Print all entries precisely as they are written.

***** TASK DATA *****

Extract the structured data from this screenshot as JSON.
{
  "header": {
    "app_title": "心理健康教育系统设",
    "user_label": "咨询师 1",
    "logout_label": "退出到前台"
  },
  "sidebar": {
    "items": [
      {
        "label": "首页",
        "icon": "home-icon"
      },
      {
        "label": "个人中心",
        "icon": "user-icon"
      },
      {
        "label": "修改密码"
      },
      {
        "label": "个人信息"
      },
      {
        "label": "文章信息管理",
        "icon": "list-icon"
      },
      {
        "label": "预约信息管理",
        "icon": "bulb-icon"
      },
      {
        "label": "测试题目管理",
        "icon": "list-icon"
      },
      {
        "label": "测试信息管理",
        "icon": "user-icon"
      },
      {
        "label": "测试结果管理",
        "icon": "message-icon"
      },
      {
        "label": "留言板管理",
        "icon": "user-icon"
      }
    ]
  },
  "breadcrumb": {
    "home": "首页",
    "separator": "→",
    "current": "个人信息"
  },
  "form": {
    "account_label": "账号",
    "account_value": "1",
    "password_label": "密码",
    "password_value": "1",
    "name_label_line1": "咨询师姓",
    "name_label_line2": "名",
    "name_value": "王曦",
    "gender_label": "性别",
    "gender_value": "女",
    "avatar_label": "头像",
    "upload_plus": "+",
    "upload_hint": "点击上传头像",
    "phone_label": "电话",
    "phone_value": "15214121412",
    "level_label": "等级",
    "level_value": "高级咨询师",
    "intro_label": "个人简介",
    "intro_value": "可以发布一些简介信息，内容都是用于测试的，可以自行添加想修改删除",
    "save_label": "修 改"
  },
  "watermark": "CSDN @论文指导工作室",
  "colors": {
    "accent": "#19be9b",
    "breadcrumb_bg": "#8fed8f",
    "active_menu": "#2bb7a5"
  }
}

*****

WRITTEN SOLUTION
Extract the structured data from this screenshot as JSON.
{
  "header": {
    "app_title": "心理健康教育系统设",
    "user_label": "咨询师 1",
    "logout_label": "退出到前台"
  },
  "sidebar": {
    "items": [
      {
        "label": "首页",
        "icon": "home-icon"
      },
      {
        "label": "个人中心",
        "icon": "user-icon"
      },
      {
        "label": "修改密码"
      },
      {
        "label": "个人信息"
      },
      {
        "label": "文章信息管理",
        "icon": "list-icon"
      },
      {
        "label": "预约信息管理",
        "icon": "bulb-icon"
      },
      {
        "label": "测试题目管理",
        "icon": "list-icon"
      },
      {
        "label": "测试信息管理",
        "icon": "user-icon"
      },
      {
        "label": "测试结果管理",
        "icon": "message-icon"
      },
      {
        "label": "留言板管理",
        "icon": "user-icon"
      }
    ]
  },
  "breadcrumb": {
    "home": "首页",
    "separator": "→",
    "current": "个人信息"
  },
  "form": {
    "account_label": "账号",
    "account_value": "1",
    "password_label": "密码",
    "password_value": "1",
    "name_label_line1": "咨询师姓",
    "name_label_line2": "名",
    "name_value": "王曦",
    "gender_label": "性别",
    "gender_value": "女",
    "avatar_label": "头像",
    "upload_plus": "+",
    "upload_hint": "点击上传头像",
    "phone_label": "电话",
    "phone_value": "15214121412",
    "level_label": "等级",
    "level_value": "高级咨询师",
    "intro_label": "个人简介",
    "intro_value": "可以发布一些简介信息，内容都是用于测试的，可以自行添加想修改删除",
    "save_label": "修 改"
  },
  "watermark": "CSDN @论文指导工作室",
  "colors": {
    "accent": "#19be9b",
    "breadcrumb_bg": "#8fed8f",
    "active_menu": "#2bb7a5"
  }
}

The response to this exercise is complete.